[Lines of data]
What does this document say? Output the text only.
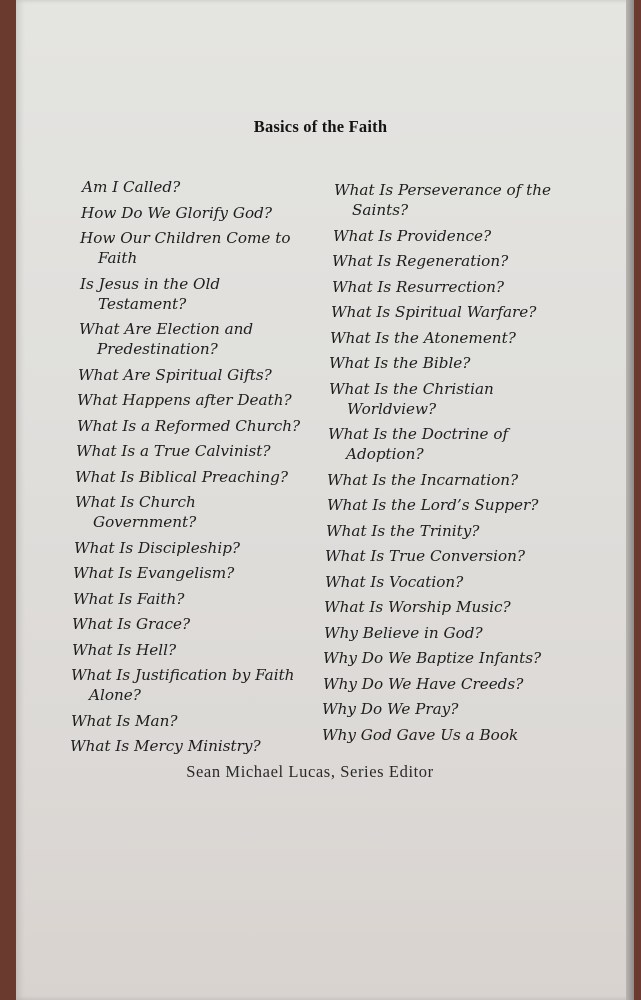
Basics of the Faith
Am I Called?
How Do We Glorify God?
How Our Children Come to Faith
Is Jesus in the Old Testament?
What Are Election and Predestination?
What Are Spiritual Gifts?
What Happens after Death?
What Is a Reformed Church?
What Is a True Calvinist?
What Is Biblical Preaching?
What Is Church Government?
What Is Discipleship?
What Is Evangelism?
What Is Faith?
What Is Grace?
What Is Hell?
What Is Justification by Faith Alone?
What Is Man?
What Is Mercy Ministry?
What Is Perseverance of the Saints?
What Is Providence?
What Is Regeneration?
What Is Resurrection?
What Is Spiritual Warfare?
What Is the Atonement?
What Is the Bible?
What Is the Christian Worldview?
What Is the Doctrine of Adoption?
What Is the Incarnation?
What Is the Lord’s Supper?
What Is the Trinity?
What Is True Conversion?
What Is Vocation?
What Is Worship Music?
Why Believe in God?
Why Do We Baptize Infants?
Why Do We Have Creeds?
Why Do We Pray?
Why God Gave Us a Book
Sean Michael Lucas, Series Editor
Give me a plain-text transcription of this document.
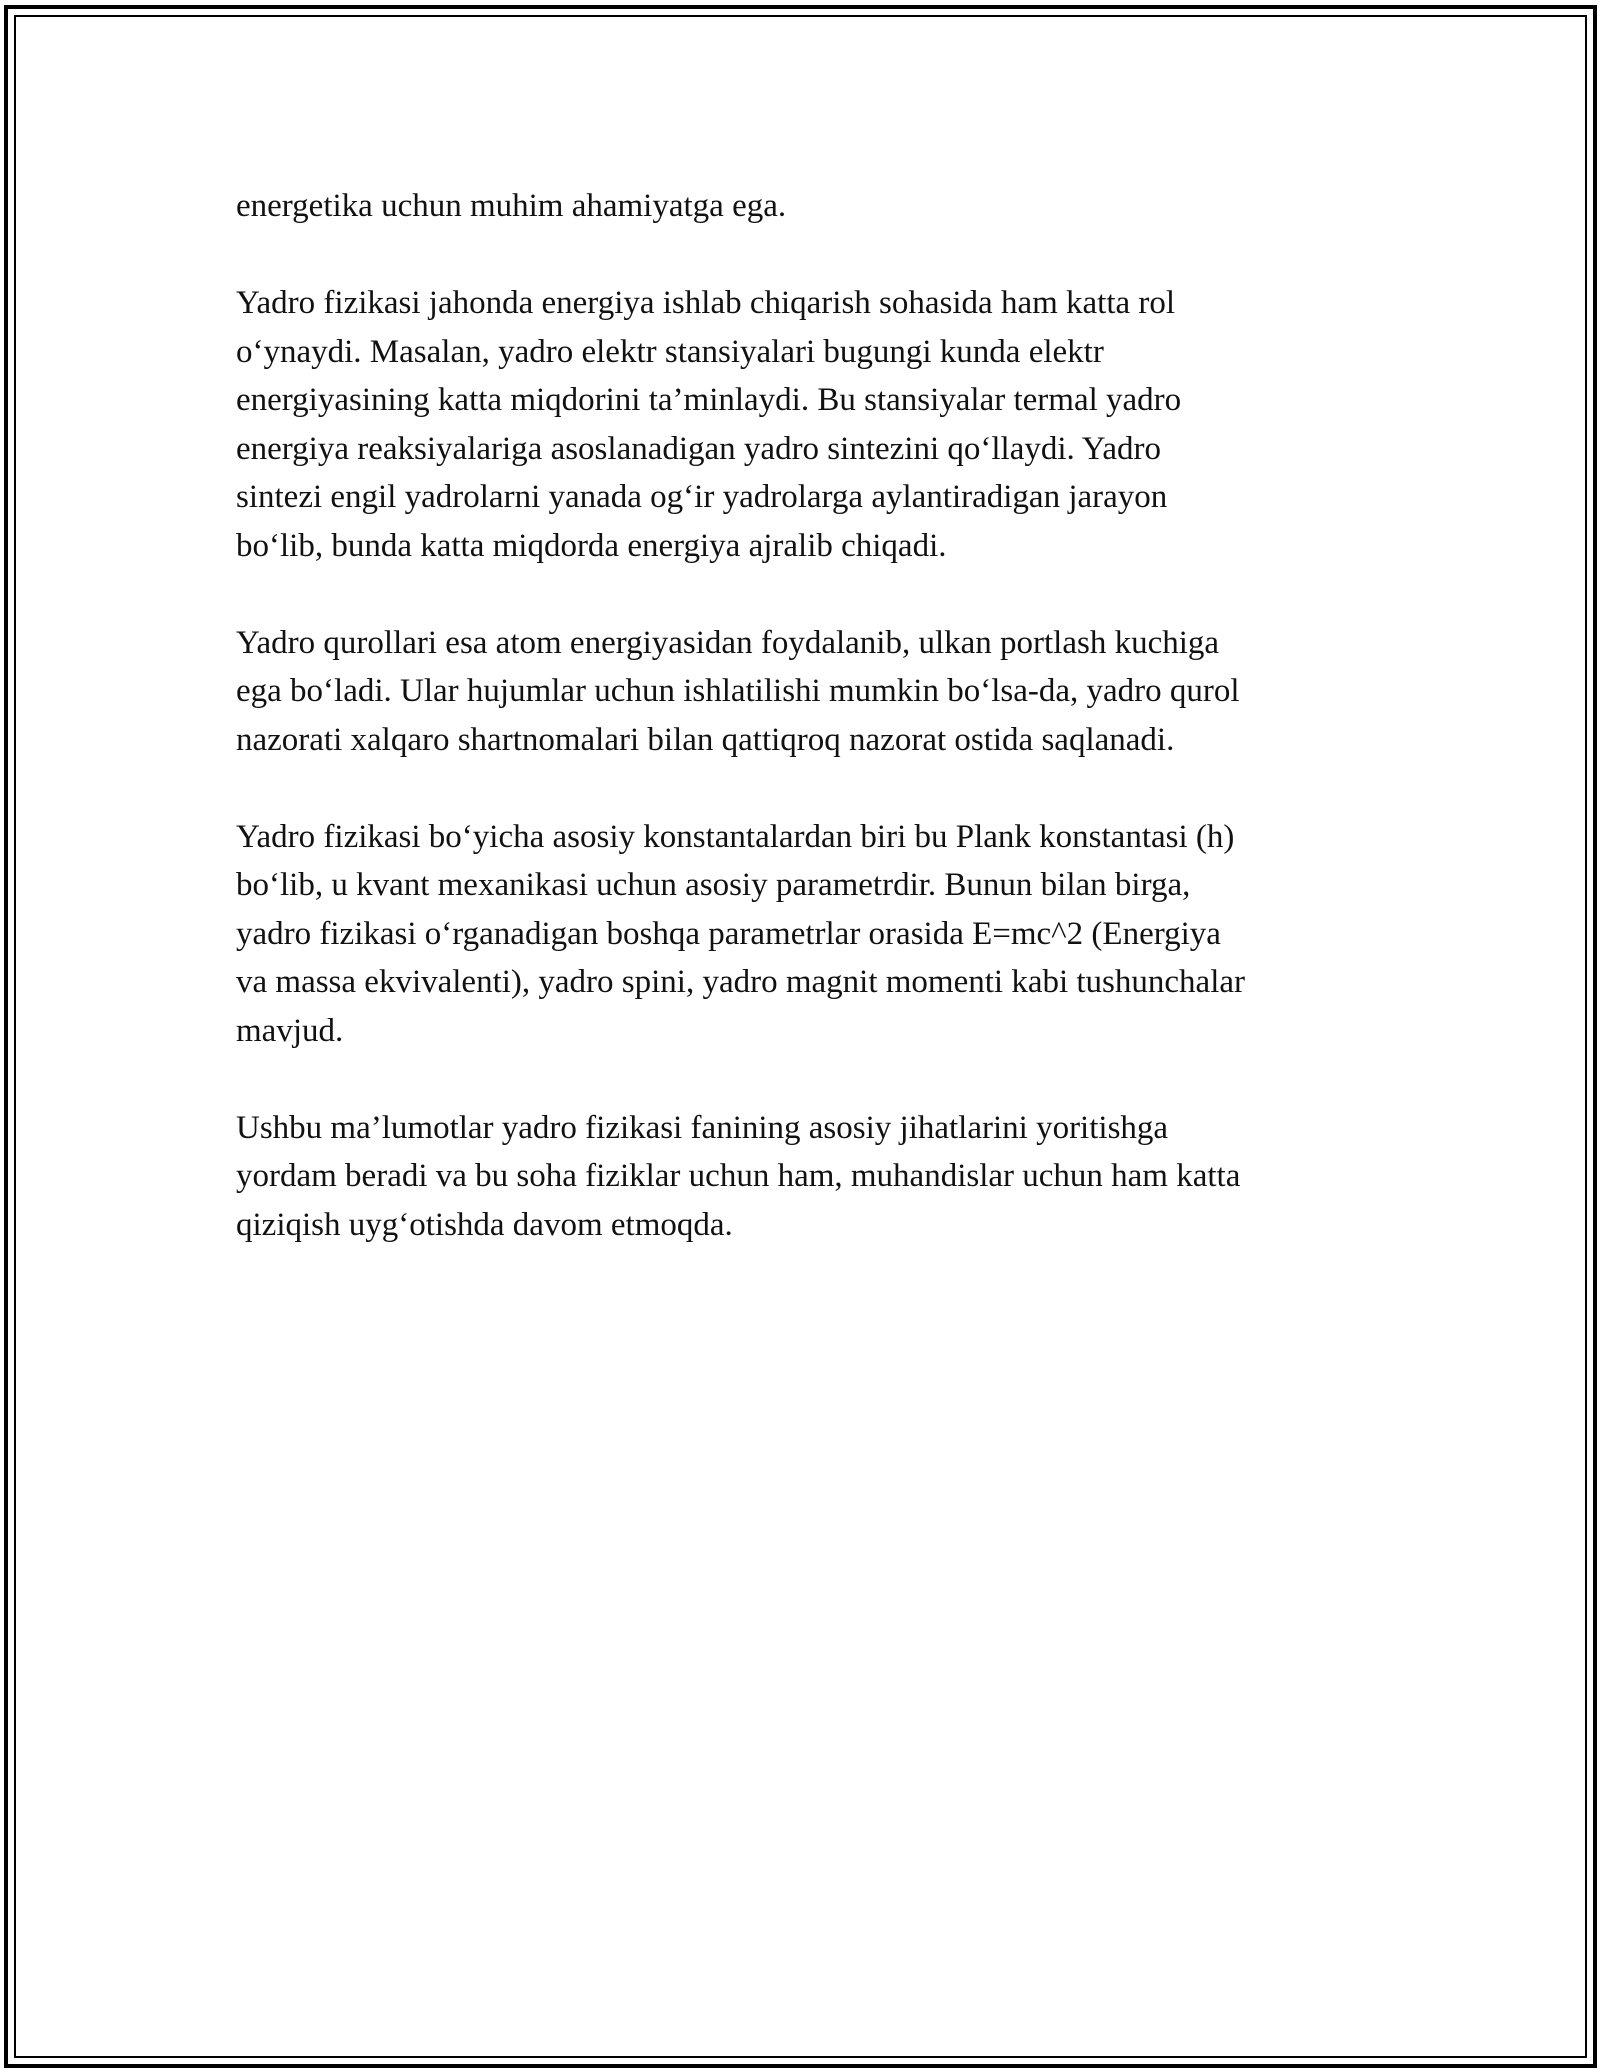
energetika uchun muhim ahamiyatga ega.

Yadro fizikasi jahonda energiya ishlab chiqarish sohasida ham katta rol
o‘ynaydi. Masalan, yadro elektr stansiyalari bugungi kunda elektr
energiyasining katta miqdorini ta’minlaydi. Bu stansiyalar termal yadro
energiya reaksiyalariga asoslanadigan yadro sintezini qo‘llaydi. Yadro
sintezi engil yadrolarni yanada og‘ir yadrolarga aylantiradigan jarayon
bo‘lib, bunda katta miqdorda energiya ajralib chiqadi.

Yadro qurollari esa atom energiyasidan foydalanib, ulkan portlash kuchiga
ega bo‘ladi. Ular hujumlar uchun ishlatilishi mumkin bo‘lsa-da, yadro qurol
nazorati xalqaro shartnomalari bilan qattiqroq nazorat ostida saqlanadi.

Yadro fizikasi bo‘yicha asosiy konstantalardan biri bu Plank konstantasi (h)
bo‘lib, u kvant mexanikasi uchun asosiy parametrdir. Bunun bilan birga,
yadro fizikasi o‘rganadigan boshqa parametrlar orasida E=mc^2 (Energiya
va massa ekvivalenti), yadro spini, yadro magnit momenti kabi tushunchalar
mavjud.

Ushbu ma’lumotlar yadro fizikasi fanining asosiy jihatlarini yoritishga
yordam beradi va bu soha fiziklar uchun ham, muhandislar uchun ham katta
qiziqish uyg‘otishda davom etmoqda.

§ What you will do
Repeat each entry above word for word, leaving every picture out.

§ Output for this task
What does this document say? Output the text only.
Basics of the Faith
Am I Called?
How Do We Glorify God?
How Our Children Come to Faith
Is Jesus in the Old Testament?
What Are Election and Predestination?
What Are Spiritual Gifts?
What Happens after Death?
What Is a Reformed Church?
What Is a True Calvinist?
What Is Biblical Preaching?
What Is Church Government?
What Is Discipleship?
What Is Evangelism?
What Is Faith?
What Is Grace?
What Is Hell?
What Is Justification by Faith Alone?
What Is Man?
What Is Mercy Ministry?
What Is Perseverance of the Saints?
What Is Providence?
What Is Regeneration?
What Is Resurrection?
What Is Spiritual Warfare?
What Is the Atonement?
What Is the Bible?
What Is the Christian Worldview?
What Is the Doctrine of Adoption?
What Is the Incarnation?
What Is the Lord’s Supper?
What Is the Trinity?
What Is True Conversion?
What Is Vocation?
What Is Worship Music?
Why Believe in God?
Why Do We Baptize Infants?
Why Do We Have Creeds?
Why Do We Pray?
Why God Gave Us a Book
Sean Michael Lucas, Series Editor
Give me a plain-text transcription of this document.
energetika uchun muhim ahamiyatga ega.

Yadro fizikasi jahonda energiya ishlab chiqarish sohasida ham katta rol
o‘ynaydi. Masalan, yadro elektr stansiyalari bugungi kunda elektr
energiyasining katta miqdorini ta’minlaydi. Bu stansiyalar termal yadro
energiya reaksiyalariga asoslanadigan yadro sintezini qo‘llaydi. Yadro
sintezi engil yadrolarni yanada og‘ir yadrolarga aylantiradigan jarayon
bo‘lib, bunda katta miqdorda energiya ajralib chiqadi.

Yadro qurollari esa atom energiyasidan foydalanib, ulkan portlash kuchiga
ega bo‘ladi. Ular hujumlar uchun ishlatilishi mumkin bo‘lsa-da, yadro qurol
nazorati xalqaro shartnomalari bilan qattiqroq nazorat ostida saqlanadi.

Yadro fizikasi bo‘yicha asosiy konstantalardan biri bu Plank konstantasi (h)
bo‘lib, u kvant mexanikasi uchun asosiy parametrdir. Bunun bilan birga,
yadro fizikasi o‘rganadigan boshqa parametrlar orasida E=mc^2 (Energiya
va massa ekvivalenti), yadro spini, yadro magnit momenti kabi tushunchalar
mavjud.

Ushbu ma’lumotlar yadro fizikasi fanining asosiy jihatlarini yoritishga
yordam beradi va bu soha fiziklar uchun ham, muhandislar uchun ham katta
qiziqish uyg‘otishda davom etmoqda.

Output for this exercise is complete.